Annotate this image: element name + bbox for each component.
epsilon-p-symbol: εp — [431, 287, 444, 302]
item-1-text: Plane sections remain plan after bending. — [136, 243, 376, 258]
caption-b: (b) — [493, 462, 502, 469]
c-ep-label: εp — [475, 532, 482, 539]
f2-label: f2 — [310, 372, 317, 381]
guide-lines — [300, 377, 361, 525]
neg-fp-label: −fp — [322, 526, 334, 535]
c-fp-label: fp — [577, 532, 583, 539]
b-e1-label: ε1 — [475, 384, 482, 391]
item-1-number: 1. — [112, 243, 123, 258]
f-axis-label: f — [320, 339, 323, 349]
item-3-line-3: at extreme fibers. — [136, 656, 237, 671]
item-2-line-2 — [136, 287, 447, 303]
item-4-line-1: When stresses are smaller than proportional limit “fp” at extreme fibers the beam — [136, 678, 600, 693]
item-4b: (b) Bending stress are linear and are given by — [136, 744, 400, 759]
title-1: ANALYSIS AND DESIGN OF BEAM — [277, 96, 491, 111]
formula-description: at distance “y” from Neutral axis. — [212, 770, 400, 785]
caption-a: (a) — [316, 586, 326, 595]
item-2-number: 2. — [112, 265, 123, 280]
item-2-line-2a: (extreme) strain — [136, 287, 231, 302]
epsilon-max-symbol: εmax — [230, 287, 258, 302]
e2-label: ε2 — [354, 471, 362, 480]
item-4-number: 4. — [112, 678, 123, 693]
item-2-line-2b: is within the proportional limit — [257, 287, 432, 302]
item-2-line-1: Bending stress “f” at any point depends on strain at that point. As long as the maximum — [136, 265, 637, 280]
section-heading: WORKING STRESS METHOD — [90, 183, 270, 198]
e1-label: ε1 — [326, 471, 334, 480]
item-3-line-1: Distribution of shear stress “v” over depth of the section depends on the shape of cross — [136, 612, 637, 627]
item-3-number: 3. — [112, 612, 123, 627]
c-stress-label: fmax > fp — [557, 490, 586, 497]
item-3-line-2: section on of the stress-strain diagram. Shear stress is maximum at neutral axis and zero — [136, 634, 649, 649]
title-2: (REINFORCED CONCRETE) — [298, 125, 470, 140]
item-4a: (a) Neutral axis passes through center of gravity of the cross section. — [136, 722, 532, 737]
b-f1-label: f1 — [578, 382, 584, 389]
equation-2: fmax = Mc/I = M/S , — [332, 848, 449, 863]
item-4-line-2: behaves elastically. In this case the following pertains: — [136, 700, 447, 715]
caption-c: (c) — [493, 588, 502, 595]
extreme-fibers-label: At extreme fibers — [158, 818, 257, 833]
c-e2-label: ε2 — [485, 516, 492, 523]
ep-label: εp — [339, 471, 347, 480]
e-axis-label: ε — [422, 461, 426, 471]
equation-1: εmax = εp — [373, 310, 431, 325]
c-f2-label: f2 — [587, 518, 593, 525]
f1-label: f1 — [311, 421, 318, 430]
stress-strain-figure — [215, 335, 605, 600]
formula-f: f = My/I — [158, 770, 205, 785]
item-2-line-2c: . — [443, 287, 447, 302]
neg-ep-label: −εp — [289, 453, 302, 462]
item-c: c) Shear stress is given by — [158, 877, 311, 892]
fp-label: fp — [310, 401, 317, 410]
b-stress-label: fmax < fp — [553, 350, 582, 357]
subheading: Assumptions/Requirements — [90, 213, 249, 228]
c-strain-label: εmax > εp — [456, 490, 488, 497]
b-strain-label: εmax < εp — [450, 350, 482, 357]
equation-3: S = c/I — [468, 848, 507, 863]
══════════════════════════════
Print the records line for line, starting with the first line and stopping after the line that contains "section-heading: WORKING STRESS".

* _Response_
Annotate this image: element name + bbox for each component.
epsilon-p-symbol: εp — [431, 287, 444, 302]
item-1-text: Plane sections remain plan after bending. — [136, 243, 376, 258]
caption-b: (b) — [493, 462, 502, 469]
c-ep-label: εp — [475, 532, 482, 539]
f2-label: f2 — [310, 372, 317, 381]
guide-lines — [300, 377, 361, 525]
neg-fp-label: −fp — [322, 526, 334, 535]
c-fp-label: fp — [577, 532, 583, 539]
b-e1-label: ε1 — [475, 384, 482, 391]
item-1-number: 1. — [112, 243, 123, 258]
f-axis-label: f — [320, 339, 323, 349]
item-3-line-3: at extreme fibers. — [136, 656, 237, 671]
item-2-line-2 — [136, 287, 447, 303]
item-4-line-1: When stresses are smaller than proportional limit “fp” at extreme fibers the beam — [136, 678, 600, 693]
item-4b: (b) Bending stress are linear and are given by — [136, 744, 400, 759]
title-1: ANALYSIS AND DESIGN OF BEAM — [277, 96, 491, 111]
formula-description: at distance “y” from Neutral axis. — [212, 770, 400, 785]
caption-a: (a) — [316, 586, 326, 595]
item-2-number: 2. — [112, 265, 123, 280]
item-2-line-2a: (extreme) strain — [136, 287, 231, 302]
epsilon-max-symbol: εmax — [230, 287, 258, 302]
e2-label: ε2 — [354, 471, 362, 480]
item-4-number: 4. — [112, 678, 123, 693]
item-2-line-2b: is within the proportional limit — [257, 287, 432, 302]
item-2-line-1: Bending stress “f” at any point depends on strain at that point. As long as the maximum — [136, 265, 637, 280]
section-heading: WORKING STRESS METHOD — [90, 183, 270, 198]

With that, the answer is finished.